• PASSAGE FOR REVIEW
Happy New Year to all our SparView readers. We wish you all good health and prosperity for 2007. We begin the year with a story about tomorrow’s innovators learning some valuable project management lessons as well as getting a practical introduction to modular design, dimensional control and positioning technologies.
On December 16 the North Andover Legotrons competed against 47 other teams in a meet of the FIRST Lego League (FLL) robotics competition at Worcester Polytechnic in Worcester, MA. This was a lead-up to the FIRST LEGO League Nano Quest World Festival at the Georgia Dome and Georgia World Congress Center, April 12-14, 2007. More than 100 teams (including the North Andover Legotrons) from 38 countries will participate in this 2½-day tournament celebration of their robotic and challenge project accomplishments.
Since September I’ve been helping one of my neighbors coach the North Andover Legotrons, a team of 7 middle-school students (ages 12-14) to prepare for a FIRST Lego League (FLL) robotics competition. I’ve learned a lot from these kids – their enthusiasm is infectious, and they all have some mechanical skills I’ve yet to master. The competition requires them to design and program a Lego robot for a sequence of tasks. Unless you’re a recently minted graduate, this is not the Lego you grew up with. Today’s offering includes the familiar blocks, of course, but there’s also an upgrade that includes a programmable block, motors, position and rotation sensors, gears, belts, chains and several choices of software to program whatever you build. If, like me, you’re from the Erector Set or Mecchano generation, trust me – the new Lego is way better.
RoboNautica 2006 – Worcester Polytechnic.

Page segmentation data
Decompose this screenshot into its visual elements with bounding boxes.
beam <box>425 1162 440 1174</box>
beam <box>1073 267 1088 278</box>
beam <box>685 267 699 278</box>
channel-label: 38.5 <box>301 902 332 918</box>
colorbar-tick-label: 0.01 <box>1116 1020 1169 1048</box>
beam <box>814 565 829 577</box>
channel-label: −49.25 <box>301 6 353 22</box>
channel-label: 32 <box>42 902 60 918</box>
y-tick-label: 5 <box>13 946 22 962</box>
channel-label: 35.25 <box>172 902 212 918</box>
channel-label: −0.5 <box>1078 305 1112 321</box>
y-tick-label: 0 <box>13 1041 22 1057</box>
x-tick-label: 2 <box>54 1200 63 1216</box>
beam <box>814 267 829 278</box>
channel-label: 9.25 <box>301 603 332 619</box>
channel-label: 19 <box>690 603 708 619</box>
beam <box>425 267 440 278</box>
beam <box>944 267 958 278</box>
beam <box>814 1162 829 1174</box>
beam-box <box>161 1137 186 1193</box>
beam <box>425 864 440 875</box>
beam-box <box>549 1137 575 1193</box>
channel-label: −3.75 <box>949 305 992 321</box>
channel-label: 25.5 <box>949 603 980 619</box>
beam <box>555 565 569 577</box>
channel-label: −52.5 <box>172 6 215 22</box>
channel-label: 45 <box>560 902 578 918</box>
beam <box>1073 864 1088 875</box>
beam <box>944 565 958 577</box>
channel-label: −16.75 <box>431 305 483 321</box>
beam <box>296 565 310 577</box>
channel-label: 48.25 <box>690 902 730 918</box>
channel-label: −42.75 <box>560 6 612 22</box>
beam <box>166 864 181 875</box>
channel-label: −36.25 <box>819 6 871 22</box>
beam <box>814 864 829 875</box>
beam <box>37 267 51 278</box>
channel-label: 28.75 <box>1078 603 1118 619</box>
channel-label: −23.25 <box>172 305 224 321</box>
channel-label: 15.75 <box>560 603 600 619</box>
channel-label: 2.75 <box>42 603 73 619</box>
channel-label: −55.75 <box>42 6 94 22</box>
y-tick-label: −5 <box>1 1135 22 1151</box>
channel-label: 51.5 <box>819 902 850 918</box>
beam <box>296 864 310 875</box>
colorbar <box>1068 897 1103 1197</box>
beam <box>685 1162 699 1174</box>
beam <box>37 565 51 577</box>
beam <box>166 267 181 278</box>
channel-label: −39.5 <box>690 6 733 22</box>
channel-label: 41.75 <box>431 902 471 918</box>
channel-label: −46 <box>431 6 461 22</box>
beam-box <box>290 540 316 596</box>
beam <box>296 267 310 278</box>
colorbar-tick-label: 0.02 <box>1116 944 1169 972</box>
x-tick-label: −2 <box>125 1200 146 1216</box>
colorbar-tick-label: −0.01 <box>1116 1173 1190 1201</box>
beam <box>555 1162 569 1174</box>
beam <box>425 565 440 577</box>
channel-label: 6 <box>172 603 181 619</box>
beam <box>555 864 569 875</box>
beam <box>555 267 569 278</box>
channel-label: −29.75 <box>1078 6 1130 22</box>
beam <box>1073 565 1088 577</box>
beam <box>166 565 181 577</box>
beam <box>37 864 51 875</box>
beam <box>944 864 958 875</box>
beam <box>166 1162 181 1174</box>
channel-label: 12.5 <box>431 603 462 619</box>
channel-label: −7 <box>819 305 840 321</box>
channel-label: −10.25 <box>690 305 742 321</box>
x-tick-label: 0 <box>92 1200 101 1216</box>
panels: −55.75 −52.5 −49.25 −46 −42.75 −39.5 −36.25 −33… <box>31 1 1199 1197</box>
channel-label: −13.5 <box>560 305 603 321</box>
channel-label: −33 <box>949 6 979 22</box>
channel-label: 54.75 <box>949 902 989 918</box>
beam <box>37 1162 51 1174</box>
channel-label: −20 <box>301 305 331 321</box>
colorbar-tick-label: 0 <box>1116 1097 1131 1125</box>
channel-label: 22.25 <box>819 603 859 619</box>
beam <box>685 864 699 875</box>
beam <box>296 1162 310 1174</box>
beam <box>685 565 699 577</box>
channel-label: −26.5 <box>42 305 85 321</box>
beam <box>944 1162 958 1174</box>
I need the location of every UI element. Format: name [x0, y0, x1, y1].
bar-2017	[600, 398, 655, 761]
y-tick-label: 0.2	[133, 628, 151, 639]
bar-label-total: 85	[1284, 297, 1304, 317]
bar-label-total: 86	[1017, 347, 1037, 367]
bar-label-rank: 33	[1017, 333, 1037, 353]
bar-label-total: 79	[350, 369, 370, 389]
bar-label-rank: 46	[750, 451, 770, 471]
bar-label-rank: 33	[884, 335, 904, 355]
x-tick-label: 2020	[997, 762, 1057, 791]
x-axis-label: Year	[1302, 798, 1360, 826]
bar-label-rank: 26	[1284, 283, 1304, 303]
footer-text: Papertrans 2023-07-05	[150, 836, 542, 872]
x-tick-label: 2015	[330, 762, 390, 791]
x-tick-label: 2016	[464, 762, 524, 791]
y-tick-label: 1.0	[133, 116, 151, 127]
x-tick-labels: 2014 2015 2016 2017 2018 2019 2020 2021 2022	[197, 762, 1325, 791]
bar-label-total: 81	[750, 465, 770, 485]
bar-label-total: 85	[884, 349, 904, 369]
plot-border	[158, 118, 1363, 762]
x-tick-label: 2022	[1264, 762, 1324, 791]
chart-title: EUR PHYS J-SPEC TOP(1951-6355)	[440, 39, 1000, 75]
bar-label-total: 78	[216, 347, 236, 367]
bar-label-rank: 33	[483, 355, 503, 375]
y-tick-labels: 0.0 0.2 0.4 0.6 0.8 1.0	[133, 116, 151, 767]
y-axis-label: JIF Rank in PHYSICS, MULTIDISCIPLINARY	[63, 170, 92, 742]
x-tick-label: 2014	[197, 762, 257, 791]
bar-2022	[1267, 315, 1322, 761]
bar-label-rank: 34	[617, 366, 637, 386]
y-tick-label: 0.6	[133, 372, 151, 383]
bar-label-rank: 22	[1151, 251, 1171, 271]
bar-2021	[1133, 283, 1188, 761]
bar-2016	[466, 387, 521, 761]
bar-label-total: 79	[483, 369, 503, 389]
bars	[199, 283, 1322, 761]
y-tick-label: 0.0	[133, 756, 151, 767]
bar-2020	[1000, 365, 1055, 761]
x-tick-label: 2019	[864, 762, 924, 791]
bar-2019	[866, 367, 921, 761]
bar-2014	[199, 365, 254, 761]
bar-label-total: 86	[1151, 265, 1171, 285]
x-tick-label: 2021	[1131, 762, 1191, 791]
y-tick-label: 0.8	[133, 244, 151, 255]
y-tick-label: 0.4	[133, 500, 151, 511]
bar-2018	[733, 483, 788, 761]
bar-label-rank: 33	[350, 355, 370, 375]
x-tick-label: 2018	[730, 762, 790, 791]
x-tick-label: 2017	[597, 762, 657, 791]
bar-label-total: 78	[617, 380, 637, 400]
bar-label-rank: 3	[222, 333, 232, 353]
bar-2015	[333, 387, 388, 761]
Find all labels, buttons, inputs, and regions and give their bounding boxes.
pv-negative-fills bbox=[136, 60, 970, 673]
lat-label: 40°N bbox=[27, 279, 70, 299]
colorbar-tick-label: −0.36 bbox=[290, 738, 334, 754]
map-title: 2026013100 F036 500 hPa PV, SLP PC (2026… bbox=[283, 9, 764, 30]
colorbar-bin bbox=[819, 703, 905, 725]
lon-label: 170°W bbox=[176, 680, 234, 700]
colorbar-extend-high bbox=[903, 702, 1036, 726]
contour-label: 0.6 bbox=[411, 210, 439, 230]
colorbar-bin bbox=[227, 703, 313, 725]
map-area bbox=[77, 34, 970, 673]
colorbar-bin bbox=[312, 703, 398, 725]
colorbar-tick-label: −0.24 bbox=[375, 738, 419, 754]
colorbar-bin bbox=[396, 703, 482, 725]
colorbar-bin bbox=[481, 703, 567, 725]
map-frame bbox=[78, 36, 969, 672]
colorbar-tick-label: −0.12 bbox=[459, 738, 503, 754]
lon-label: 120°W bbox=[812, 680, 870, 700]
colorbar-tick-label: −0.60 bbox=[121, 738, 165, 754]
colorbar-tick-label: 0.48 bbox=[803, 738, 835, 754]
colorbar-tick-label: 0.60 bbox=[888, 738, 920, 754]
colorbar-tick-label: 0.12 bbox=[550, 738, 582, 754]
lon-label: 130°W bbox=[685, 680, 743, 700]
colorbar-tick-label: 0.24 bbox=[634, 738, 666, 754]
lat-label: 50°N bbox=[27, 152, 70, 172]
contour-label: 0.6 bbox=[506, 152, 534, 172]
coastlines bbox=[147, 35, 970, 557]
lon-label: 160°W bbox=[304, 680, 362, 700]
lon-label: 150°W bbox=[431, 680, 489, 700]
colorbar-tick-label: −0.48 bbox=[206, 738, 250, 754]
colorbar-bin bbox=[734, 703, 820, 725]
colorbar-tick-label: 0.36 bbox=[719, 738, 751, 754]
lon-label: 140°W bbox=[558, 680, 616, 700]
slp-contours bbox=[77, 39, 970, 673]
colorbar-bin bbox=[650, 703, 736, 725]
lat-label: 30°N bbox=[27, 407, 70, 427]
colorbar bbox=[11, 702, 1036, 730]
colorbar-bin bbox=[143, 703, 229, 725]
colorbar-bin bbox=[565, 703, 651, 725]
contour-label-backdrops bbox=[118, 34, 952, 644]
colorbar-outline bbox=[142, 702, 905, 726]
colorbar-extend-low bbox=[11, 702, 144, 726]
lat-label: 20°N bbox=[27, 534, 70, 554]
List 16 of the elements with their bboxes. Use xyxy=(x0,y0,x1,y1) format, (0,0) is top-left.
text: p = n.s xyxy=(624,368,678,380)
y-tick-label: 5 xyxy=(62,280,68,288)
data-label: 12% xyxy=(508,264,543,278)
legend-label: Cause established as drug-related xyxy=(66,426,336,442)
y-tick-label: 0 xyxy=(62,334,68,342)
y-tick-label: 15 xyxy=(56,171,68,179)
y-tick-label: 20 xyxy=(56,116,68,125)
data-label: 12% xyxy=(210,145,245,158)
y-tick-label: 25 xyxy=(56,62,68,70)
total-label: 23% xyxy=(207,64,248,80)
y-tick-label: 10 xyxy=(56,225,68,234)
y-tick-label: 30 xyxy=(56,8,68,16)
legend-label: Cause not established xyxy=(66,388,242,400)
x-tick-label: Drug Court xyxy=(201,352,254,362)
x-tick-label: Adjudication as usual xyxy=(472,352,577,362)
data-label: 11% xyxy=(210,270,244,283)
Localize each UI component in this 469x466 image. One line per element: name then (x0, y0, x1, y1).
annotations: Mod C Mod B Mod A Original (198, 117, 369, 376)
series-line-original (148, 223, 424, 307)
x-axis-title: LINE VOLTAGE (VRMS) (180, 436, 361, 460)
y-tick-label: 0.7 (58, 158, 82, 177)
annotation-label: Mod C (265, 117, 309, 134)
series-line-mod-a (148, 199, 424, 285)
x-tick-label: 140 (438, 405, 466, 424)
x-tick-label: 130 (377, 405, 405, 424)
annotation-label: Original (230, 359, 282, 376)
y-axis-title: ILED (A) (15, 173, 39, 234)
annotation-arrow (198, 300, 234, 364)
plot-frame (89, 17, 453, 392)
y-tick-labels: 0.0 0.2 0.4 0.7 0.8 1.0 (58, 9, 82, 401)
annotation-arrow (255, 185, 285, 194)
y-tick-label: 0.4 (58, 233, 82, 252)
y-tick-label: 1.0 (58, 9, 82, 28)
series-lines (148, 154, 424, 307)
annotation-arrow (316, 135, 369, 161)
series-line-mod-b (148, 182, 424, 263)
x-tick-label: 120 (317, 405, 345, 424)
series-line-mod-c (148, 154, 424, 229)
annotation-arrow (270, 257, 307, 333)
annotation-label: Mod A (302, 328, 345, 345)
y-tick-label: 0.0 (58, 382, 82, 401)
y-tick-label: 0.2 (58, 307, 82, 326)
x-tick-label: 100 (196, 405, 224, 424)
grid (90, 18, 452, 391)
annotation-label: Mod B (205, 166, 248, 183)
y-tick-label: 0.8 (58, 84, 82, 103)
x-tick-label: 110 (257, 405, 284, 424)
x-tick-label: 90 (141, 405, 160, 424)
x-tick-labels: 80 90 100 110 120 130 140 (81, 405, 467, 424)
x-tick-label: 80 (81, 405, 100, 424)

• WORK INSTRUCTIONS
**1)** According to the Legotrons article, how many students are on the North Andover Legotrons team?
**2)** Transcribe the part of the Legotrons article starting at "Since September I’ve" and ending at "2006 – Worcester Polytechnic.".

• SOLUTIONS FOR EACH TASK
**1)** Seven middle-school students, ages 12 to 14.

**2)**
Since September I’ve been helping one of my neighbors coach the North Andover Legotrons, a team of 7 middle-school students (ages 12-14) to prepare for a FIRST Lego League (FLL) robotics competition. I’ve learned a lot from these kids – their enthusiasm is infectious, and they all have some mechanical skills I’ve yet to master. The competition requires them to design and program a Lego robot for a sequence of tasks. Unless you’re a recently minted graduate, this is not the Lego you grew up with. Today’s offering includes the familiar blocks, of course, but there’s also an upgrade that includes a programmable block, motors, position and rotation sensors, gears, belts, chains and several choices of software to program whatever you build. If, like me, you’re from the Erector Set or Mecchano generation, trust me – the new Lego is way better.
RoboNautica 2006 – Worcester Polytechnic.